**REQUIREMENT**. Retype the material below. Keep every word exactly as it is.

**INPUT FOR THIS TASK**.

::::::::::

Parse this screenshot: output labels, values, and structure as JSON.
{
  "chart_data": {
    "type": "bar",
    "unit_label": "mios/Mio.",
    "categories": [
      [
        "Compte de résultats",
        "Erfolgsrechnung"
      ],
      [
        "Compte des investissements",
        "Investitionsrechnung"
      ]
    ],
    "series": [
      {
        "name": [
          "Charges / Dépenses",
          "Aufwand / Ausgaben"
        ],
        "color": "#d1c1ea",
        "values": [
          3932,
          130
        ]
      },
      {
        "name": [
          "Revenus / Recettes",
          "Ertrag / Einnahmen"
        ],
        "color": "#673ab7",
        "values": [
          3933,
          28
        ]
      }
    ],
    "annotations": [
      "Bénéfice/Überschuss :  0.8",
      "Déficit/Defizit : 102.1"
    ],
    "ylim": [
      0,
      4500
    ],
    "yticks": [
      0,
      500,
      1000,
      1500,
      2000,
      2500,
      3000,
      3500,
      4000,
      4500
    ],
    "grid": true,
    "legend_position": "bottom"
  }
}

::::::::::

**REPLY**.
Parse this screenshot: output labels, values, and structure as JSON.
{
  "chart_data": {
    "type": "bar",
    "unit_label": "mios/Mio.",
    "categories": [
      [
        "Compte de résultats",
        "Erfolgsrechnung"
      ],
      [
        "Compte des investissements",
        "Investitionsrechnung"
      ]
    ],
    "series": [
      {
        "name": [
          "Charges / Dépenses",
          "Aufwand / Ausgaben"
        ],
        "color": "#d1c1ea",
        "values": [
          3932,
          130
        ]
      },
      {
        "name": [
          "Revenus / Recettes",
          "Ertrag / Einnahmen"
        ],
        "color": "#673ab7",
        "values": [
          3933,
          28
        ]
      }
    ],
    "annotations": [
      "Bénéfice/Überschuss :  0.8",
      "Déficit/Defizit : 102.1"
    ],
    "ylim": [
      0,
      4500
    ],
    "yticks": [
      0,
      500,
      1000,
      1500,
      2000,
      2500,
      3000,
      3500,
      4000,
      4500
    ],
    "grid": true,
    "legend_position": "bottom"
  }
}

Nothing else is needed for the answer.